Problem to solve -
Your task is to copy every line of the records below that contains "name".

# Given data start

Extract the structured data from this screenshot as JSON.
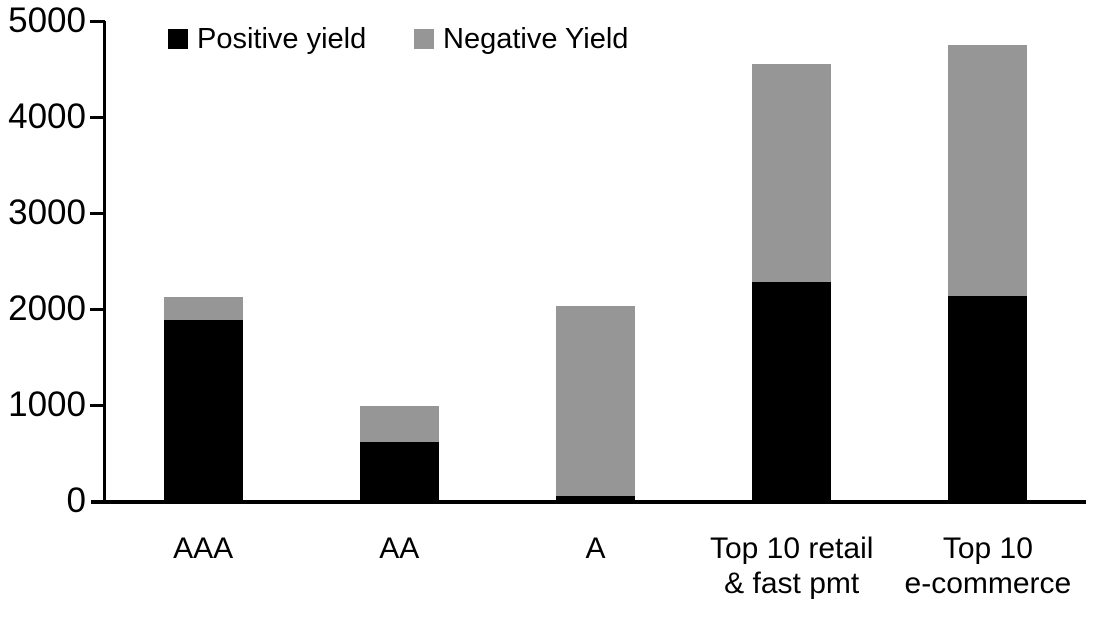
{
  "chart_data": {
    "type": "bar",
    "stacked": true,
    "title": "",
    "xlabel": "",
    "ylabel": "",
    "categories": [
      "AAA",
      "AA",
      "A",
      "Top 10 retail\n& fast pmt",
      "Top 10\ne-commerce"
    ],
    "series": [
      {
        "name": "Positive yield",
        "color": "#000000",
        "values": [
          1890,
          610,
          50,
          2280,
          2140
        ]
      },
      {
        "name": "Negative Yield",
        "color": "#969696",
        "values": [
          230,
          380,
          1980,
          2270,
          2610
        ]
      }
    ],
    "ylim": [
      0,
      5000
    ],
    "yticks": [
      0,
      1000,
      2000,
      3000,
      4000,
      5000
    ],
    "legend_position": "top-left",
    "grid": false,
    "axis_color": "#000000",
    "background": "#ffffff"
  }
}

# Given data end

Reply -
        "name": "Positive yield",
        "name": "Negative Yield",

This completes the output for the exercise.